INSTRUCTIONS FOR THE TASK:
From the entries provided below, copy each line that contains the word "年注册会计师全国统一考试辅导教材".

────────

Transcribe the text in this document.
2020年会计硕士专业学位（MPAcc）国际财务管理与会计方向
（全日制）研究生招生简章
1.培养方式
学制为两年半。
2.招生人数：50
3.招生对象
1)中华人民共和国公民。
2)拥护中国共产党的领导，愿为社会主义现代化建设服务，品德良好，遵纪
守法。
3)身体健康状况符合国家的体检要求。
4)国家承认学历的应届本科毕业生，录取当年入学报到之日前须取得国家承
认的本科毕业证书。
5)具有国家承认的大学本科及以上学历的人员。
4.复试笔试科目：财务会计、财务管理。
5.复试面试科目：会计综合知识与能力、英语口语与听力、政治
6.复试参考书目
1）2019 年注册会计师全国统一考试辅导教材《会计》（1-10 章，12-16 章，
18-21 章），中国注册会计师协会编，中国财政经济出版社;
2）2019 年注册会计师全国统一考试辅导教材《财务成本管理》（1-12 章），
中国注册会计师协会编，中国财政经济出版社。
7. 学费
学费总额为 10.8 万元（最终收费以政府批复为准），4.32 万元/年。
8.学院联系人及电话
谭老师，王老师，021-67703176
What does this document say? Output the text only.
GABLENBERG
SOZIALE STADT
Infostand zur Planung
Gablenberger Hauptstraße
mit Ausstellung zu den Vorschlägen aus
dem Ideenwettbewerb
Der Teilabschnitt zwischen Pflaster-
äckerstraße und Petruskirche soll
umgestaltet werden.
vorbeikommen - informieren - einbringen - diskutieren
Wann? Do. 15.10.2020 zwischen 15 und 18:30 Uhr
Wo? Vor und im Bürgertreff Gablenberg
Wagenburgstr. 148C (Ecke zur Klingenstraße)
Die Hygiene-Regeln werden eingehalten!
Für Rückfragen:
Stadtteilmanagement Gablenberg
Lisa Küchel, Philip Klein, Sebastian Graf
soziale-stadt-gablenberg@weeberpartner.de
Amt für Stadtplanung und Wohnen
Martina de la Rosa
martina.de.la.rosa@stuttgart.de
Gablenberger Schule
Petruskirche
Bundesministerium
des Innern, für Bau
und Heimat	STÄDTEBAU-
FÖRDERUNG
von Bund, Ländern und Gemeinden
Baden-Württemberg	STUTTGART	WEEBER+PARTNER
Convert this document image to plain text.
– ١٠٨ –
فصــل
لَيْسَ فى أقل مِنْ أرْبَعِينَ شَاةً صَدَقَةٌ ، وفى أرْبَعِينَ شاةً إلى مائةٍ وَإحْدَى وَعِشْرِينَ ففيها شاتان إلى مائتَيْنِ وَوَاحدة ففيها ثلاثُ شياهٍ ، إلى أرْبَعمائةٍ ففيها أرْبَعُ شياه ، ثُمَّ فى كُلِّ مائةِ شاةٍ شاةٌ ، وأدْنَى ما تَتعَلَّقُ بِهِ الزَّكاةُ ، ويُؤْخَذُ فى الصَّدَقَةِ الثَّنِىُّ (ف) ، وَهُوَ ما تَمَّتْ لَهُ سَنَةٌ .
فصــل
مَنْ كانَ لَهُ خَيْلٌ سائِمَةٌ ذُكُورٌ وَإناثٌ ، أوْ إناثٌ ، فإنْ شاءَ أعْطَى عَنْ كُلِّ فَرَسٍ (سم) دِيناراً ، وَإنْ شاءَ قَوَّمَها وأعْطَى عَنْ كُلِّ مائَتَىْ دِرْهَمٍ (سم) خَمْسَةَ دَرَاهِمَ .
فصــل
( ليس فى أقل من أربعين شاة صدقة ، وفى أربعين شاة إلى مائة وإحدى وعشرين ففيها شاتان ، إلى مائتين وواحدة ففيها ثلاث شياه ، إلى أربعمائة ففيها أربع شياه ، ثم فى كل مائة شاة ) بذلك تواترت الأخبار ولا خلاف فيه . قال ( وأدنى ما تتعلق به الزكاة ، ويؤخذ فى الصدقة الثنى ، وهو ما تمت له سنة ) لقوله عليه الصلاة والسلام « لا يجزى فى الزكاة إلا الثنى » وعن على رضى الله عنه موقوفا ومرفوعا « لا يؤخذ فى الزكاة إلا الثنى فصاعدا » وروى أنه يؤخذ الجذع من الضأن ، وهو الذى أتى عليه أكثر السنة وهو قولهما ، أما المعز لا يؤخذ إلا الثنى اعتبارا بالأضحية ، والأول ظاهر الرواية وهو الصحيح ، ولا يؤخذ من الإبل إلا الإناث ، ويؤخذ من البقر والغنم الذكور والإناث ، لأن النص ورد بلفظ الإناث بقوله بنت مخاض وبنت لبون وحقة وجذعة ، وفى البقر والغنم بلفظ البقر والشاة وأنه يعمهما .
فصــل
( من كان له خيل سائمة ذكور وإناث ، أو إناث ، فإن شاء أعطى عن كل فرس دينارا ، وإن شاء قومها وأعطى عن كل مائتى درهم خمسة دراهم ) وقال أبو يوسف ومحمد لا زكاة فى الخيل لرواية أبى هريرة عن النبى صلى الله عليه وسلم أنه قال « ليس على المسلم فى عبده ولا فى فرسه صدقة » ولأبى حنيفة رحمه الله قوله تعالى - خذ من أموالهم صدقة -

────────

WRITTEN REPLY:
1）2019 年注册会计师全国统一考试辅导教材《会计》（1-10 章，12-16 章，
2）2019 年注册会计师全国统一考试辅导教材《财务成本管理》（1-12 章），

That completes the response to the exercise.